Work to be completed — Extract every line where the string "Cetak" appears.

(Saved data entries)
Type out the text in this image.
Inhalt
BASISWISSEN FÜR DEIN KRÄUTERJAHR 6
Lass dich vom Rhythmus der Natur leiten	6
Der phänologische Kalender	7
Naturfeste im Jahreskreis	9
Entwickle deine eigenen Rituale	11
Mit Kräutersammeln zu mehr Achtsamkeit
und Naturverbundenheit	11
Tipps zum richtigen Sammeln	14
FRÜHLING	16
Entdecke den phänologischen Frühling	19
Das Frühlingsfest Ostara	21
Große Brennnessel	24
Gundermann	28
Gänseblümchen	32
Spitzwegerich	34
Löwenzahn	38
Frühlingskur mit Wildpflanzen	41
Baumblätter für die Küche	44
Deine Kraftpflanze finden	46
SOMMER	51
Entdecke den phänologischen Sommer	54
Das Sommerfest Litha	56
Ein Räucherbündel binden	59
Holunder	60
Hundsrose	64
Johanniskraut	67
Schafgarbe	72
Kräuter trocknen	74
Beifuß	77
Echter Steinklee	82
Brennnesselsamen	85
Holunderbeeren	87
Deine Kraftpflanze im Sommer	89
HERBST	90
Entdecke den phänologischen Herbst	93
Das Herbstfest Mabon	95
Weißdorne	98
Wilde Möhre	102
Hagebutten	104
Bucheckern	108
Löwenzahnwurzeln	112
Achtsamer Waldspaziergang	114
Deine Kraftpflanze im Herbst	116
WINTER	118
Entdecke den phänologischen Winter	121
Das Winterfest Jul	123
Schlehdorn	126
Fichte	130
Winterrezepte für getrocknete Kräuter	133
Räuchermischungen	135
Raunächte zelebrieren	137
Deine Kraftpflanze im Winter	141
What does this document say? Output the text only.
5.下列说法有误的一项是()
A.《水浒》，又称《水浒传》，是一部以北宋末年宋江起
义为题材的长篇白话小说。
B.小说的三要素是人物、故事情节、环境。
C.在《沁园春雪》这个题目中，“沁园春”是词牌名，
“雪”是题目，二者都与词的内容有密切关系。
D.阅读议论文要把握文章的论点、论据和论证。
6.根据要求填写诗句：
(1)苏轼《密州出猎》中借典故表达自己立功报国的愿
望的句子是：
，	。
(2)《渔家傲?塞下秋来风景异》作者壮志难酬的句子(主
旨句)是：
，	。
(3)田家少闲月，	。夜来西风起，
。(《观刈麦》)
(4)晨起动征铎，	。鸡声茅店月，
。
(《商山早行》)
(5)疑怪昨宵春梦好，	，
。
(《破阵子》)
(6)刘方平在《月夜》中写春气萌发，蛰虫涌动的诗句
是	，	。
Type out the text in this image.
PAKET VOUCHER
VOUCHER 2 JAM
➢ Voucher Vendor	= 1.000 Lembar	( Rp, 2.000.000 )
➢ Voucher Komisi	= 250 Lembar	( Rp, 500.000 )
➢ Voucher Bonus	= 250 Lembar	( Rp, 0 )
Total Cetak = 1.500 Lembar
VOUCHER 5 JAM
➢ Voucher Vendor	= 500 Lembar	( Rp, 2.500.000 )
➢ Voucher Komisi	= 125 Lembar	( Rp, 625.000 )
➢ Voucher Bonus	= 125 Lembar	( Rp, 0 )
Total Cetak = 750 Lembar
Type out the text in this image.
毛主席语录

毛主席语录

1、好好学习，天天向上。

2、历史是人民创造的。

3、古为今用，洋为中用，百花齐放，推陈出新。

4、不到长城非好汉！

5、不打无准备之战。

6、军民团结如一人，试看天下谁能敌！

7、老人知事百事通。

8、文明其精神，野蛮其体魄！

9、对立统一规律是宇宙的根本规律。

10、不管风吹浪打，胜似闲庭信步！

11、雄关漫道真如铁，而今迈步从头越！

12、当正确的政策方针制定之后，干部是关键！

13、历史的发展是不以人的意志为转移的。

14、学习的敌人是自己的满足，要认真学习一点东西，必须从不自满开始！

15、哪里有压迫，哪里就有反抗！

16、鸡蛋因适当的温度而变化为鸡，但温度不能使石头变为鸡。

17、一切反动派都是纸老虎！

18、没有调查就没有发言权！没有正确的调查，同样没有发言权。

Response —
Total Cetak = 1.500 Lembar
Total Cetak = 750 Lembar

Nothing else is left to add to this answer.